** DATA TO USE **

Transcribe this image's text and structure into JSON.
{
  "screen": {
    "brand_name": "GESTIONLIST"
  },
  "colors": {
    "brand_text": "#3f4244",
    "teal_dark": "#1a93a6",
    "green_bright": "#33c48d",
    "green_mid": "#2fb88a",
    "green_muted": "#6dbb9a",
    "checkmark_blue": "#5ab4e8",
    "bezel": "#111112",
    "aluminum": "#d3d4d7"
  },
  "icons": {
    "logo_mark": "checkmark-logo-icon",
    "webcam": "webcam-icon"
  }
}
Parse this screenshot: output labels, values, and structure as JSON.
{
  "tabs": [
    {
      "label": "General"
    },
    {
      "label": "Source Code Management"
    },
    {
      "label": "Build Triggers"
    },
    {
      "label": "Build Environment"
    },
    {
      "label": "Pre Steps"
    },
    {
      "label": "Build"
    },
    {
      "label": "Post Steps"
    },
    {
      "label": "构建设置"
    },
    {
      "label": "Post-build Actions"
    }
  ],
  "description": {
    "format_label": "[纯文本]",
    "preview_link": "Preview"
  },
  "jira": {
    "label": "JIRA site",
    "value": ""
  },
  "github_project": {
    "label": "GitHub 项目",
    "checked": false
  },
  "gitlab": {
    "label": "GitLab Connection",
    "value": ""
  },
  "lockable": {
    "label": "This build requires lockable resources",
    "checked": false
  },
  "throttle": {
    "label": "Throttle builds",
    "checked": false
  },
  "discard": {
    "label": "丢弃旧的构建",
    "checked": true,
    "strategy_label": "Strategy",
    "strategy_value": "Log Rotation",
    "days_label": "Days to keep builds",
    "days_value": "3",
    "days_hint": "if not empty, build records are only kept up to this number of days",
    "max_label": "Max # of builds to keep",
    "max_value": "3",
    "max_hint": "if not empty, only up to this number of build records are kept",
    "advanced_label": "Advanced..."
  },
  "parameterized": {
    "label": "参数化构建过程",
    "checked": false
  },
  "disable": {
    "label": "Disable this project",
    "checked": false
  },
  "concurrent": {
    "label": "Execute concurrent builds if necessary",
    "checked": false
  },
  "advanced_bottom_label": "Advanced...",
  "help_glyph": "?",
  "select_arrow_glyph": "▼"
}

** TASK OBJECTIVE **
All of the entries above need to be reproduced exactly.

** FINAL ANSWER **
Transcribe this image's text and structure into JSON.
{
  "screen": {
    "brand_name": "GESTIONLIST"
  },
  "colors": {
    "brand_text": "#3f4244",
    "teal_dark": "#1a93a6",
    "green_bright": "#33c48d",
    "green_mid": "#2fb88a",
    "green_muted": "#6dbb9a",
    "checkmark_blue": "#5ab4e8",
    "bezel": "#111112",
    "aluminum": "#d3d4d7"
  },
  "icons": {
    "logo_mark": "checkmark-logo-icon",
    "webcam": "webcam-icon"
  }
}
Parse this screenshot: output labels, values, and structure as JSON.
{
  "tabs": [
    {
      "label": "General"
    },
    {
      "label": "Source Code Management"
    },
    {
      "label": "Build Triggers"
    },
    {
      "label": "Build Environment"
    },
    {
      "label": "Pre Steps"
    },
    {
      "label": "Build"
    },
    {
      "label": "Post Steps"
    },
    {
      "label": "构建设置"
    },
    {
      "label": "Post-build Actions"
    }
  ],
  "description": {
    "format_label": "[纯文本]",
    "preview_link": "Preview"
  },
  "jira": {
    "label": "JIRA site",
    "value": ""
  },
  "github_project": {
    "label": "GitHub 项目",
    "checked": false
  },
  "gitlab": {
    "label": "GitLab Connection",
    "value": ""
  },
  "lockable": {
    "label": "This build requires lockable resources",
    "checked": false
  },
  "throttle": {
    "label": "Throttle builds",
    "checked": false
  },
  "discard": {
    "label": "丢弃旧的构建",
    "checked": true,
    "strategy_label": "Strategy",
    "strategy_value": "Log Rotation",
    "days_label": "Days to keep builds",
    "days_value": "3",
    "days_hint": "if not empty, build records are only kept up to this number of days",
    "max_label": "Max # of builds to keep",
    "max_value": "3",
    "max_hint": "if not empty, only up to this number of build records are kept",
    "advanced_label": "Advanced..."
  },
  "parameterized": {
    "label": "参数化构建过程",
    "checked": false
  },
  "disable": {
    "label": "Disable this project",
    "checked": false
  },
  "concurrent": {
    "label": "Execute concurrent builds if necessary",
    "checked": false
  },
  "advanced_bottom_label": "Advanced...",
  "help_glyph": "?",
  "select_arrow_glyph": "▼"
}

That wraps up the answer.